§ Objective
Find the word "test" in the data. Return every line where it appears.

§ The records
━━━━

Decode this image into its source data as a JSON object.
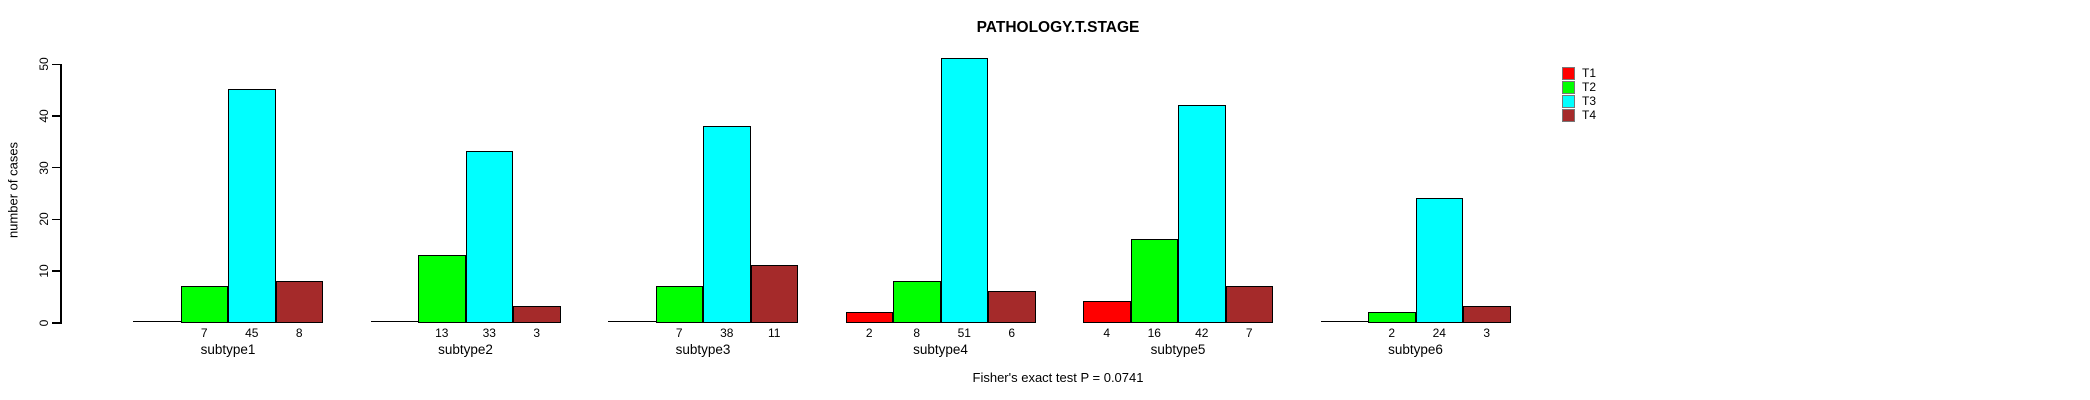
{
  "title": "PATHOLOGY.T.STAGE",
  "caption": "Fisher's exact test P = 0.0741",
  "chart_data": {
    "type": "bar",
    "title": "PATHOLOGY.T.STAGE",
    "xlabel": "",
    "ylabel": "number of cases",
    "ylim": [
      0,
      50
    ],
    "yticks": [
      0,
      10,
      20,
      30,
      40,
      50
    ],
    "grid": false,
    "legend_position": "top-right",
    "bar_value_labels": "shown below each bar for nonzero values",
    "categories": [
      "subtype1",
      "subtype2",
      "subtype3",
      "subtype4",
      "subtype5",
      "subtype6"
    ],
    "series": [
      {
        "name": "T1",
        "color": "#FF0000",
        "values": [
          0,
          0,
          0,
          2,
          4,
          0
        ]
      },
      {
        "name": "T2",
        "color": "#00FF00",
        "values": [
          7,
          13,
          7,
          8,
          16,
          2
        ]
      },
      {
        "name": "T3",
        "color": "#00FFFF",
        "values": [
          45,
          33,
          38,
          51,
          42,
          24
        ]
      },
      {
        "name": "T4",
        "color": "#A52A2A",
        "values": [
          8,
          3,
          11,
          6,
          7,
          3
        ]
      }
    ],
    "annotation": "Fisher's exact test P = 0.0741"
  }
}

━━━━

§ The result
  "caption": "Fisher's exact test P = 0.0741",
    "annotation": "Fisher's exact test P = 0.0741"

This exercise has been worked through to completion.